* [WHAT YOU SHOULD DO] Repeat each line exactly, leaving nothing out.

## BEGIN MATERIALS PROVIDED

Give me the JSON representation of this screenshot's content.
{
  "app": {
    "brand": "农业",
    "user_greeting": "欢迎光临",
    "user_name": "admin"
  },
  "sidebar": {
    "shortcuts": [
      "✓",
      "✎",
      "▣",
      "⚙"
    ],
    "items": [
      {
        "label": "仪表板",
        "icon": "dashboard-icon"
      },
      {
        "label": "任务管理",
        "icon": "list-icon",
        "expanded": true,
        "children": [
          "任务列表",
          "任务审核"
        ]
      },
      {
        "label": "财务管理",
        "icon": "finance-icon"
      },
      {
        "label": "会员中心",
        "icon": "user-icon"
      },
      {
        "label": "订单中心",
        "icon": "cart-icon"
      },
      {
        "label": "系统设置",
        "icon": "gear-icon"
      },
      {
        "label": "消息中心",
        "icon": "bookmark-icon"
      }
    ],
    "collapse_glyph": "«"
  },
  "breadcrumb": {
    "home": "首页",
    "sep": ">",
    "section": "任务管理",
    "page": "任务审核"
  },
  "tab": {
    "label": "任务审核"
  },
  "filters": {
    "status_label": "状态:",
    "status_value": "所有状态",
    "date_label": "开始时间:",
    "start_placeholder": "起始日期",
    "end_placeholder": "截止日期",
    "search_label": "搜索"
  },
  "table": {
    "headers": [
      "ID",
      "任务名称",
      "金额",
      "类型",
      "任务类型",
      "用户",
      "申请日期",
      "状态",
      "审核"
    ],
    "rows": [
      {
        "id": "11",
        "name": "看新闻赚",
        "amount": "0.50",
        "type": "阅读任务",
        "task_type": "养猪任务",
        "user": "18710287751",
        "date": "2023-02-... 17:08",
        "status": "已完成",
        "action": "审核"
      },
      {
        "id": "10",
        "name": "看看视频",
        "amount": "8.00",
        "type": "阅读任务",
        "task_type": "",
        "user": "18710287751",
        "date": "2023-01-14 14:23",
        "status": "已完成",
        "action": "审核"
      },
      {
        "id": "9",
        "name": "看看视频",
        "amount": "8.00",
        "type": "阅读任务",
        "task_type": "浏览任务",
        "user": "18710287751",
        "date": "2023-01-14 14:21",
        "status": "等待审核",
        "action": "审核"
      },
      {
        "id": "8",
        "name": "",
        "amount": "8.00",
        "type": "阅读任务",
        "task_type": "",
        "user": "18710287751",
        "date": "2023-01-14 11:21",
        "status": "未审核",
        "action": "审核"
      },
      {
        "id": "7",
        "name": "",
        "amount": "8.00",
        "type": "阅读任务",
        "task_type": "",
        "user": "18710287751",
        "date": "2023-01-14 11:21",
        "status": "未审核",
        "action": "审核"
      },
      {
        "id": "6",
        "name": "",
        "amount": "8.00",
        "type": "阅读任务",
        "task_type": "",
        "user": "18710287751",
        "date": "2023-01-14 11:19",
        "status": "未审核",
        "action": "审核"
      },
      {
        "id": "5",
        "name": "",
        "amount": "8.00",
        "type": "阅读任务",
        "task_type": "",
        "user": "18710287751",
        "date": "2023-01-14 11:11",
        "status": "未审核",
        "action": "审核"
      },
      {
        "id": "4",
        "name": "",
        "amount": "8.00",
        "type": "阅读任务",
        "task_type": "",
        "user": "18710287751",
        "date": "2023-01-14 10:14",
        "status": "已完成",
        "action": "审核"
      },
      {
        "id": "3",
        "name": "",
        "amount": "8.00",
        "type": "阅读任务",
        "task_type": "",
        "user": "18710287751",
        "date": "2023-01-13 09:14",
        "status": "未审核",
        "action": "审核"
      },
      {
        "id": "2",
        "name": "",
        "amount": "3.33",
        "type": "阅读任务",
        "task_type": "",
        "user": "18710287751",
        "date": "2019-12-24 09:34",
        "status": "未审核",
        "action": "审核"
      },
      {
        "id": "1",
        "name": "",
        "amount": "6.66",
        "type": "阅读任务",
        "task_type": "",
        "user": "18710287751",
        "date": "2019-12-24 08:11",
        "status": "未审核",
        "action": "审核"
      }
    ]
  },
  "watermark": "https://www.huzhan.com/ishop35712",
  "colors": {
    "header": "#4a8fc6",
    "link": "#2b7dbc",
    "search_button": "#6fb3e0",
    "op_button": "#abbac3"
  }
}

## END MATERIALS PROVIDED

* [OUTPUT FOR THIS TASK]
Give me the JSON representation of this screenshot's content.
{
  "app": {
    "brand": "农业",
    "user_greeting": "欢迎光临",
    "user_name": "admin"
  },
  "sidebar": {
    "shortcuts": [
      "✓",
      "✎",
      "▣",
      "⚙"
    ],
    "items": [
      {
        "label": "仪表板",
        "icon": "dashboard-icon"
      },
      {
        "label": "任务管理",
        "icon": "list-icon",
        "expanded": true,
        "children": [
          "任务列表",
          "任务审核"
        ]
      },
      {
        "label": "财务管理",
        "icon": "finance-icon"
      },
      {
        "label": "会员中心",
        "icon": "user-icon"
      },
      {
        "label": "订单中心",
        "icon": "cart-icon"
      },
      {
        "label": "系统设置",
        "icon": "gear-icon"
      },
      {
        "label": "消息中心",
        "icon": "bookmark-icon"
      }
    ],
    "collapse_glyph": "«"
  },
  "breadcrumb": {
    "home": "首页",
    "sep": ">",
    "section": "任务管理",
    "page": "任务审核"
  },
  "tab": {
    "label": "任务审核"
  },
  "filters": {
    "status_label": "状态:",
    "status_value": "所有状态",
    "date_label": "开始时间:",
    "start_placeholder": "起始日期",
    "end_placeholder": "截止日期",
    "search_label": "搜索"
  },
  "table": {
    "headers": [
      "ID",
      "任务名称",
      "金额",
      "类型",
      "任务类型",
      "用户",
      "申请日期",
      "状态",
      "审核"
    ],
    "rows": [
      {
        "id": "11",
        "name": "看新闻赚",
        "amount": "0.50",
        "type": "阅读任务",
        "task_type": "养猪任务",
        "user": "18710287751",
        "date": "2023-02-... 17:08",
        "status": "已完成",
        "action": "审核"
      },
      {
        "id": "10",
        "name": "看看视频",
        "amount": "8.00",
        "type": "阅读任务",
        "task_type": "",
        "user": "18710287751",
        "date": "2023-01-14 14:23",
        "status": "已完成",
        "action": "审核"
      },
      {
        "id": "9",
        "name": "看看视频",
        "amount": "8.00",
        "type": "阅读任务",
        "task_type": "浏览任务",
        "user": "18710287751",
        "date": "2023-01-14 14:21",
        "status": "等待审核",
        "action": "审核"
      },
      {
        "id": "8",
        "name": "",
        "amount": "8.00",
        "type": "阅读任务",
        "task_type": "",
        "user": "18710287751",
        "date": "2023-01-14 11:21",
        "status": "未审核",
        "action": "审核"
      },
      {
        "id": "7",
        "name": "",
        "amount": "8.00",
        "type": "阅读任务",
        "task_type": "",
        "user": "18710287751",
        "date": "2023-01-14 11:21",
        "status": "未审核",
        "action": "审核"
      },
      {
        "id": "6",
        "name": "",
        "amount": "8.00",
        "type": "阅读任务",
        "task_type": "",
        "user": "18710287751",
        "date": "2023-01-14 11:19",
        "status": "未审核",
        "action": "审核"
      },
      {
        "id": "5",
        "name": "",
        "amount": "8.00",
        "type": "阅读任务",
        "task_type": "",
        "user": "18710287751",
        "date": "2023-01-14 11:11",
        "status": "未审核",
        "action": "审核"
      },
      {
        "id": "4",
        "name": "",
        "amount": "8.00",
        "type": "阅读任务",
        "task_type": "",
        "user": "18710287751",
        "date": "2023-01-14 10:14",
        "status": "已完成",
        "action": "审核"
      },
      {
        "id": "3",
        "name": "",
        "amount": "8.00",
        "type": "阅读任务",
        "task_type": "",
        "user": "18710287751",
        "date": "2023-01-13 09:14",
        "status": "未审核",
        "action": "审核"
      },
      {
        "id": "2",
        "name": "",
        "amount": "3.33",
        "type": "阅读任务",
        "task_type": "",
        "user": "18710287751",
        "date": "2019-12-24 09:34",
        "status": "未审核",
        "action": "审核"
      },
      {
        "id": "1",
        "name": "",
        "amount": "6.66",
        "type": "阅读任务",
        "task_type": "",
        "user": "18710287751",
        "date": "2019-12-24 08:11",
        "status": "未审核",
        "action": "审核"
      }
    ]
  },
  "watermark": "https://www.huzhan.com/ishop35712",
  "colors": {
    "header": "#4a8fc6",
    "link": "#2b7dbc",
    "search_button": "#6fb3e0",
    "op_button": "#abbac3"
  }
}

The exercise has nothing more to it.